■ **Dataset rows**:
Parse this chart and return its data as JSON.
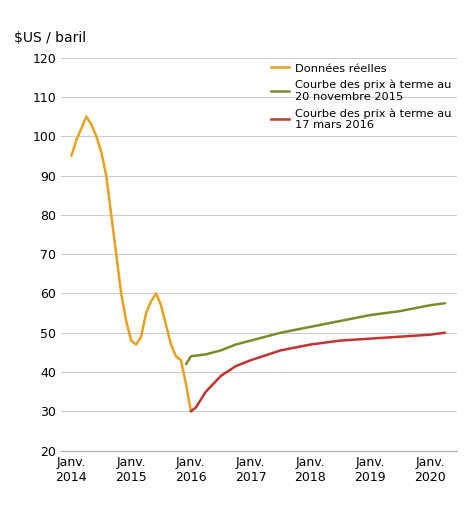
{
  "ylabel_title": "$US / baril",
  "ylim": [
    20,
    120
  ],
  "yticks": [
    20,
    30,
    40,
    50,
    60,
    70,
    80,
    90,
    100,
    110,
    120
  ],
  "xtick_labels": [
    "Janv.\n2014",
    "Janv.\n2015",
    "Janv.\n2016",
    "Janv.\n2017",
    "Janv.\n2018",
    "Janv.\n2019",
    "Janv.\n2020"
  ],
  "xtick_positions": [
    2014.0,
    2015.0,
    2016.0,
    2017.0,
    2018.0,
    2019.0,
    2020.0
  ],
  "real_data_color": "#E8A020",
  "curve1_color": "#7A8C2A",
  "curve2_color": "#C03530",
  "legend_label_real": "Données réelles",
  "legend_label_curve1": "Courbe des prix à terme au\n20 novembre 2015",
  "legend_label_curve2": "Courbe des prix à terme au\n17 mars 2016",
  "background_color": "#ffffff",
  "grid_color": "#cccccc",
  "real_data_x": [
    2014.0,
    2014.083,
    2014.167,
    2014.25,
    2014.333,
    2014.417,
    2014.5,
    2014.583,
    2014.667,
    2014.75,
    2014.833,
    2014.917,
    2015.0,
    2015.083,
    2015.167,
    2015.25,
    2015.333,
    2015.417,
    2015.5,
    2015.583,
    2015.667,
    2015.75,
    2015.833,
    2015.917,
    2016.0
  ],
  "real_data_y": [
    95,
    99,
    102,
    105,
    103,
    100,
    96,
    90,
    80,
    70,
    60,
    53,
    48,
    47,
    49,
    55,
    58,
    60,
    57,
    52,
    47,
    44,
    43,
    37,
    30
  ],
  "curve1_x": [
    2015.917,
    2016.0,
    2016.25,
    2016.5,
    2016.75,
    2017.0,
    2017.5,
    2018.0,
    2018.5,
    2019.0,
    2019.5,
    2020.0,
    2020.25
  ],
  "curve1_y": [
    42,
    44,
    44.5,
    45.5,
    47,
    48,
    50,
    51.5,
    53,
    54.5,
    55.5,
    57,
    57.5
  ],
  "curve2_x": [
    2016.0,
    2016.083,
    2016.25,
    2016.5,
    2016.75,
    2017.0,
    2017.5,
    2018.0,
    2018.5,
    2019.0,
    2019.5,
    2020.0,
    2020.25
  ],
  "curve2_y": [
    30,
    31,
    35,
    39,
    41.5,
    43,
    45.5,
    47,
    48,
    48.5,
    49,
    49.5,
    50
  ]
}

■ **What you have to do**: Pick out each line above that includes "Janv" and show it.

■ **Output below**:
    "Janv.\n2014",
    "Janv.\n2015",
    "Janv.\n2016",
    "Janv.\n2017",
    "Janv.\n2018",
    "Janv.\n2019",
    "Janv.\n2020"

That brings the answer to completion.